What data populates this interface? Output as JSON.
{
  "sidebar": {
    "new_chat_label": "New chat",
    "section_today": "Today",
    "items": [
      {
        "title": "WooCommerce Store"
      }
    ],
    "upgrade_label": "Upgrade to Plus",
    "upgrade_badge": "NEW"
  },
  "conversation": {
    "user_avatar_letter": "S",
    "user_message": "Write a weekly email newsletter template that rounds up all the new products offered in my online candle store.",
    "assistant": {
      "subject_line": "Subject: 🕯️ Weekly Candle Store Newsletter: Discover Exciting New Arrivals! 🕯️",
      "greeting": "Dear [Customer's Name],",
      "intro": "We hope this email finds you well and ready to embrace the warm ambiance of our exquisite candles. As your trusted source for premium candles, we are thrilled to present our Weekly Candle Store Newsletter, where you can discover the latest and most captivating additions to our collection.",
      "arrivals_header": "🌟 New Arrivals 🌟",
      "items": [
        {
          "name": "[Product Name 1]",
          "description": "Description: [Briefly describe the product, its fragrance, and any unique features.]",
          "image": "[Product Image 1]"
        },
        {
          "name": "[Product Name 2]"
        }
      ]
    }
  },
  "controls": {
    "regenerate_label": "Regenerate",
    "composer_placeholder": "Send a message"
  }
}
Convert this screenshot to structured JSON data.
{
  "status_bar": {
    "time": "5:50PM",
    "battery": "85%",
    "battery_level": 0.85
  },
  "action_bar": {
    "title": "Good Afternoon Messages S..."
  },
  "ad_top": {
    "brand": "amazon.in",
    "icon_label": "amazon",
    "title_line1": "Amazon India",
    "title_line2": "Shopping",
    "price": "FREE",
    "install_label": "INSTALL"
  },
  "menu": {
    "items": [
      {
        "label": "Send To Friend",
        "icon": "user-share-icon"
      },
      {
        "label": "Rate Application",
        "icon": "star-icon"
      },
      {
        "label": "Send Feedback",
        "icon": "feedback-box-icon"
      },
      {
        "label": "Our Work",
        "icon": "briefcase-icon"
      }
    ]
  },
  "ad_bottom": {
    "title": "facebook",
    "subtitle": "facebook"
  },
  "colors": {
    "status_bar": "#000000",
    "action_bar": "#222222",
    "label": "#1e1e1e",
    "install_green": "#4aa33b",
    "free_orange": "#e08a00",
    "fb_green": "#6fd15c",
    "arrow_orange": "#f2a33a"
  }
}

****************

- **STATED TASK**: Copy each line of the records that contains the word "this".

- **WRITTEN ANSWER**:
What data populates this interface? Output as JSON.
      "intro": "We hope this email finds you well and ready to embrace the warm ambiance of our exquisite candles. As your trusted source for premium candles, we are thrilled to present our Weekly Candle Store Newsletter, where you can discover the latest and most captivating additions to our collection.",
Convert this screenshot to structured JSON data.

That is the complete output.